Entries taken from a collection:
------------

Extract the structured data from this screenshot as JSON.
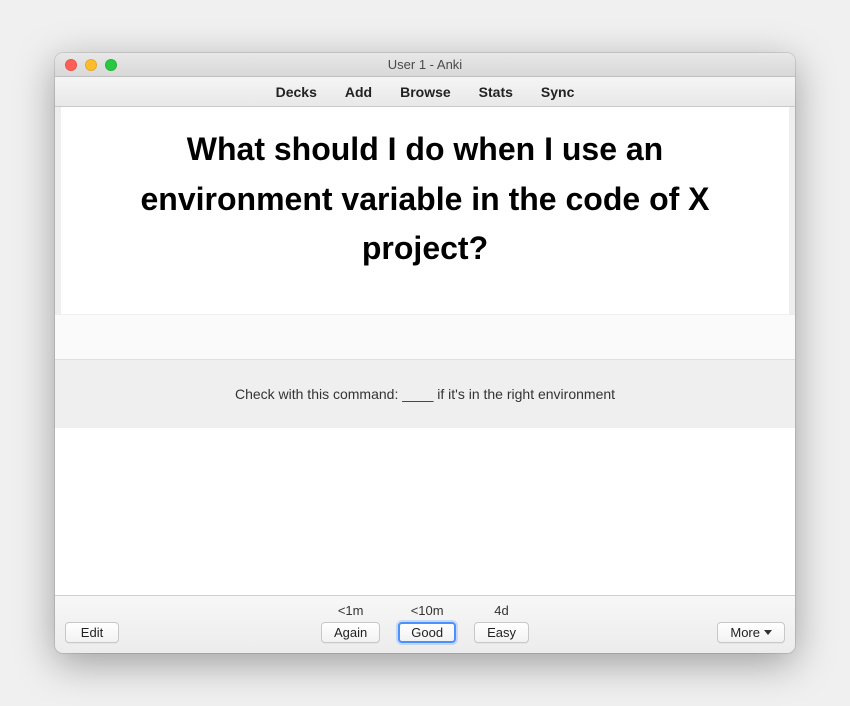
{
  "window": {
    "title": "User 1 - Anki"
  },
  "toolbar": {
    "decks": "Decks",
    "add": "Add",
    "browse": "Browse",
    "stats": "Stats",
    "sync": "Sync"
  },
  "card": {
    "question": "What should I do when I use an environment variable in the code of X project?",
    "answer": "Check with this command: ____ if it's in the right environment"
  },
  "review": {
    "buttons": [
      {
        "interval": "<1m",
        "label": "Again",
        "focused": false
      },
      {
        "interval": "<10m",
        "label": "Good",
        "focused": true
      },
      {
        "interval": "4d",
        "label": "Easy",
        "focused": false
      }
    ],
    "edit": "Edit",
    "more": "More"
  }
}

------------

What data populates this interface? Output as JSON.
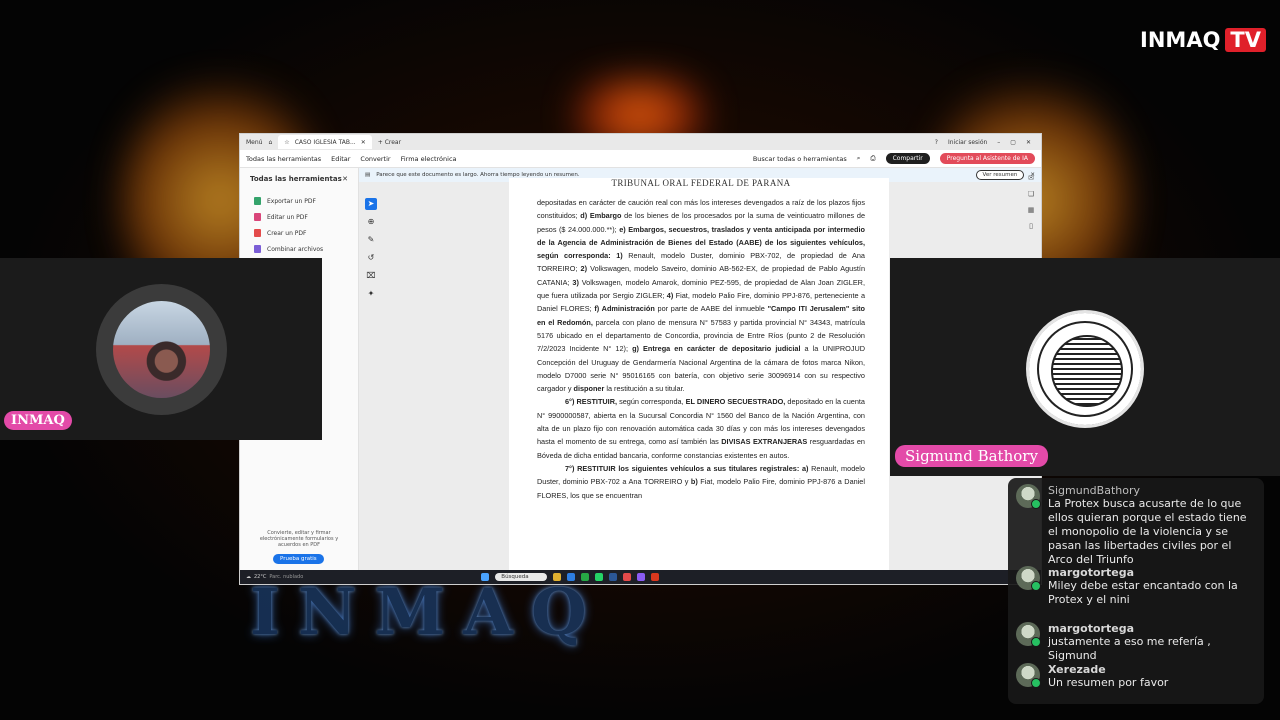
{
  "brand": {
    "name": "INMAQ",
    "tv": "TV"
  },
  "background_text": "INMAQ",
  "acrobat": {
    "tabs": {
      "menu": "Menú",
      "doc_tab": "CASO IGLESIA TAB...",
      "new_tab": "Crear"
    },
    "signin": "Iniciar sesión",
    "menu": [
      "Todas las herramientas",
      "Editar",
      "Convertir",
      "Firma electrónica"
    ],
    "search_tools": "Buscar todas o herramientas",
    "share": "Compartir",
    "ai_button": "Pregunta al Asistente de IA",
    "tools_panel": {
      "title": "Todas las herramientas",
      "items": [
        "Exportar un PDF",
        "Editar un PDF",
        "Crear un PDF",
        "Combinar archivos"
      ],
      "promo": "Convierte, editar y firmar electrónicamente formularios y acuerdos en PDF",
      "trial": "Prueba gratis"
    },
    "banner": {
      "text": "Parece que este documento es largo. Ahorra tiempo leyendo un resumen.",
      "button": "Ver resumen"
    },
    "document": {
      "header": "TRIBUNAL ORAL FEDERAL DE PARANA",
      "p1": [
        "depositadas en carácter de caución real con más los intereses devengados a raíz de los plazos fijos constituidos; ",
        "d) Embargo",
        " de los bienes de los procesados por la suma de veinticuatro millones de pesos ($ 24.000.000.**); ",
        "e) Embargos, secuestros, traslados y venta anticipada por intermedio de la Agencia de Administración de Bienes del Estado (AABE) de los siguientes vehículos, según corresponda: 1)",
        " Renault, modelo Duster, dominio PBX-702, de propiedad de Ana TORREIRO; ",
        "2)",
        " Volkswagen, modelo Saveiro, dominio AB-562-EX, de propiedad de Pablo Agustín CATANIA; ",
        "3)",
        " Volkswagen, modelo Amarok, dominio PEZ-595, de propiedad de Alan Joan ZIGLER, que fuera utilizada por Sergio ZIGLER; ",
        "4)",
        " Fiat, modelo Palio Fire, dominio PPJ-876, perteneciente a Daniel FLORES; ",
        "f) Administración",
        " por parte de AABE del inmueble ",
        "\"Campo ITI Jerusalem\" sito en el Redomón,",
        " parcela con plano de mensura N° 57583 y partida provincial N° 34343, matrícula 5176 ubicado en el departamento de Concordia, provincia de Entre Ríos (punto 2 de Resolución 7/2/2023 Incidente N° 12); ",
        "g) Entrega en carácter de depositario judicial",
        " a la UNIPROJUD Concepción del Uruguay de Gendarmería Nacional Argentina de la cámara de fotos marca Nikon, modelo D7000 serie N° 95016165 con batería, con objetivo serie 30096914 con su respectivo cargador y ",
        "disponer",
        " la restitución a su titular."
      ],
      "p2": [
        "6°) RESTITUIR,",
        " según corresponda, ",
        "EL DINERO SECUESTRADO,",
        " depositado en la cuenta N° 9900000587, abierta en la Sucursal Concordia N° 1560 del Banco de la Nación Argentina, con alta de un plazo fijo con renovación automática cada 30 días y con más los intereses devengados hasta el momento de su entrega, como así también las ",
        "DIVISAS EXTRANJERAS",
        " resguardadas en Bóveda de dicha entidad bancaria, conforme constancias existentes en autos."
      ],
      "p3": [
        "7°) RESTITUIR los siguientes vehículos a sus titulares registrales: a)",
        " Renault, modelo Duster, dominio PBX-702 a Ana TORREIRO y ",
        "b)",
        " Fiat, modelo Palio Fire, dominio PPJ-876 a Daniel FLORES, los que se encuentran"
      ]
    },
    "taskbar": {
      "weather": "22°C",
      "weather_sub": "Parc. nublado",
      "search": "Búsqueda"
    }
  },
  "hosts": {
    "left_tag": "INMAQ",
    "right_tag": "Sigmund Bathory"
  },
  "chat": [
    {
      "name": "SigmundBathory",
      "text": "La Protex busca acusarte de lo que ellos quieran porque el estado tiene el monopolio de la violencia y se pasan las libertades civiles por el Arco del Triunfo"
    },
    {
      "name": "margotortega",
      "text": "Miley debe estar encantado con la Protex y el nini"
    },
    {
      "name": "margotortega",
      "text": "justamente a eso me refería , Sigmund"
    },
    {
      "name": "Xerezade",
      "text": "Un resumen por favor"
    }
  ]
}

------------

» AIM OF THE TASK: Reply with the number of lines in the preceding entries that contain "Administración", and no other words.

» WRITTEN RESPONSE: 2